===== EXERCISE INPUTS =====
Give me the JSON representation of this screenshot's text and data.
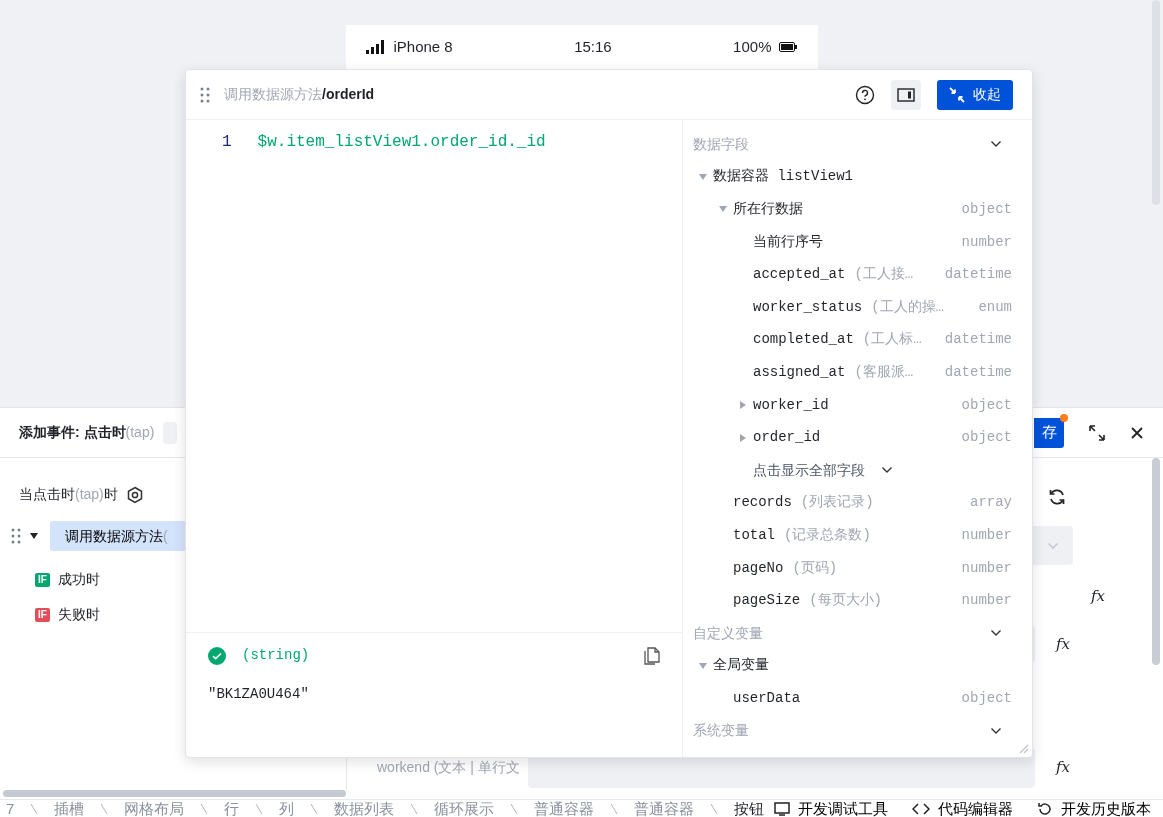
{
  "phone_status": {
    "carrier": "iPhone 8",
    "time": "15:16",
    "battery": "100%"
  },
  "event_panel": {
    "title": "添加事件: 点击时",
    "title_hint": "(tap)",
    "save_button": "存",
    "trigger": {
      "before": "当点击时",
      "hint": "(tap)",
      "after": "时"
    },
    "actions": [
      {
        "label": "调用数据源方法",
        "hint": "(",
        "expanded": true,
        "selected": true
      }
    ],
    "branches": [
      {
        "badge": "IF",
        "label": "成功时",
        "color": "#00a870"
      },
      {
        "badge": "IF",
        "label": "失败时",
        "color": "#e34d59"
      }
    ],
    "fields": [
      {
        "kind": "refresh"
      },
      {
        "kind": "select"
      },
      {
        "kind": "formula",
        "icon": "fx"
      },
      {
        "kind": "input_formula",
        "icon": "fx"
      },
      {
        "kind": "labeled_input_formula",
        "label": "workend (文本 | 单行文",
        "icon": "fx"
      }
    ]
  },
  "expression_popup": {
    "path_parent": "调用数据源方法",
    "path_current": "/orderId",
    "collapse_button": "收起",
    "code_lines": [
      {
        "number": "1",
        "code": "$w.item_listView1.order_id._id"
      }
    ],
    "result": {
      "valid": true,
      "type": "(string)",
      "value": "\"BK1ZA0U464\""
    },
    "sections": [
      {
        "title": "数据字段",
        "nodes": [
          {
            "name": "数据容器 listView1",
            "expanded": true,
            "children": [
              {
                "name": "所在行数据",
                "type": "object",
                "expanded": true,
                "children": [
                  {
                    "name": "当前行序号",
                    "type": "number"
                  },
                  {
                    "name": "accepted_at",
                    "desc": "(工人接…",
                    "type": "datetime"
                  },
                  {
                    "name": "worker_status",
                    "desc": "(工人的操…",
                    "type": "enum"
                  },
                  {
                    "name": "completed_at",
                    "desc": "(工人标…",
                    "type": "datetime"
                  },
                  {
                    "name": "assigned_at",
                    "desc": "(客服派…",
                    "type": "datetime"
                  },
                  {
                    "name": "worker_id",
                    "type": "object",
                    "expanded": false
                  },
                  {
                    "name": "order_id",
                    "type": "object",
                    "expanded": false
                  },
                  {
                    "kind": "more",
                    "name": "点击显示全部字段"
                  }
                ]
              },
              {
                "name": "records",
                "desc": "(列表记录)",
                "type": "array"
              },
              {
                "name": "total",
                "desc": "(记录总条数)",
                "type": "number"
              },
              {
                "name": "pageNo",
                "desc": "(页码)",
                "type": "number"
              },
              {
                "name": "pageSize",
                "desc": "(每页大小)",
                "type": "number"
              }
            ]
          }
        ]
      },
      {
        "title": "自定义变量",
        "nodes": [
          {
            "name": "全局变量",
            "expanded": true,
            "children": [
              {
                "name": "userData",
                "type": "object"
              }
            ]
          }
        ]
      },
      {
        "title": "系统变量"
      }
    ]
  },
  "breadcrumb": [
    {
      "label": "7",
      "selected": false
    },
    {
      "label": "插槽",
      "selected": false
    },
    {
      "label": "网格布局",
      "selected": false
    },
    {
      "label": "行",
      "selected": false
    },
    {
      "label": "列",
      "selected": false
    },
    {
      "label": "数据列表",
      "selected": false
    },
    {
      "label": "循环展示",
      "selected": false
    },
    {
      "label": "普通容器",
      "selected": false
    },
    {
      "label": "普通容器",
      "selected": false
    },
    {
      "label": "按钮",
      "selected": true
    }
  ],
  "footer_tools": [
    {
      "kind": "debug",
      "label": "开发调试工具"
    },
    {
      "kind": "code",
      "label": "代码编辑器"
    },
    {
      "kind": "history",
      "label": "开发历史版本"
    }
  ]
}
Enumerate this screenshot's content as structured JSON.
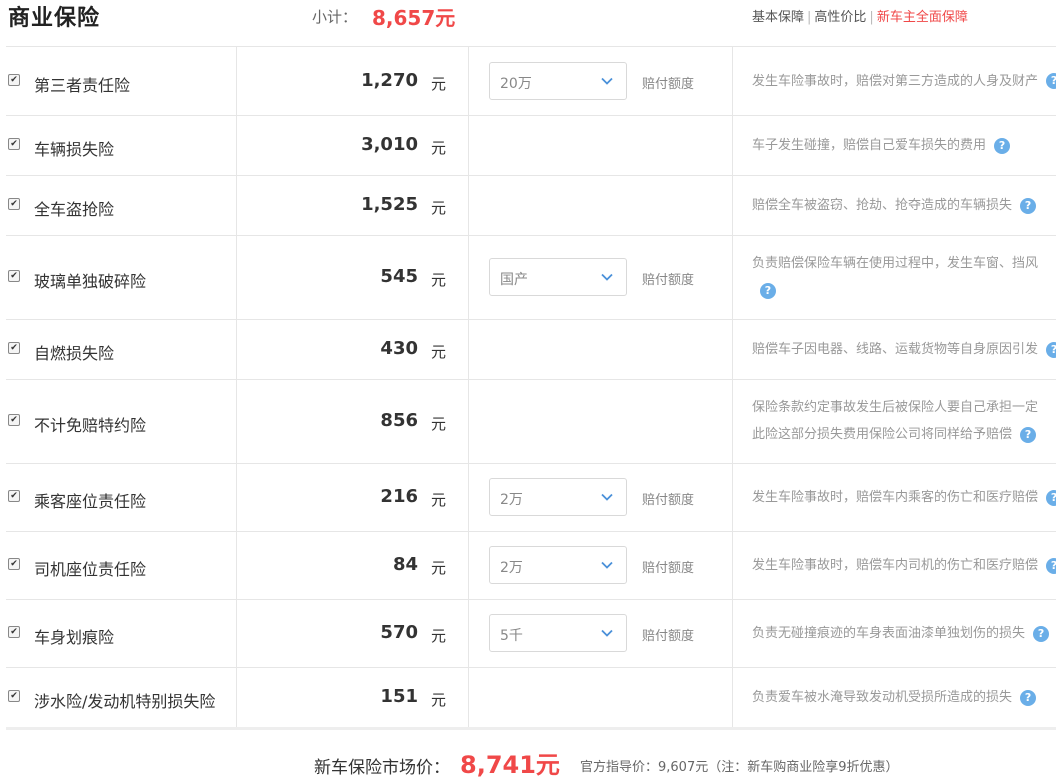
=====
*DO THIS:*
From the data, pick out every line that includes "JSON".

*ANSWER TO THE TASK:*
Give me the JSON representation of this screenshot's text and data.
Enumerate this screenshot's content as structured JSON.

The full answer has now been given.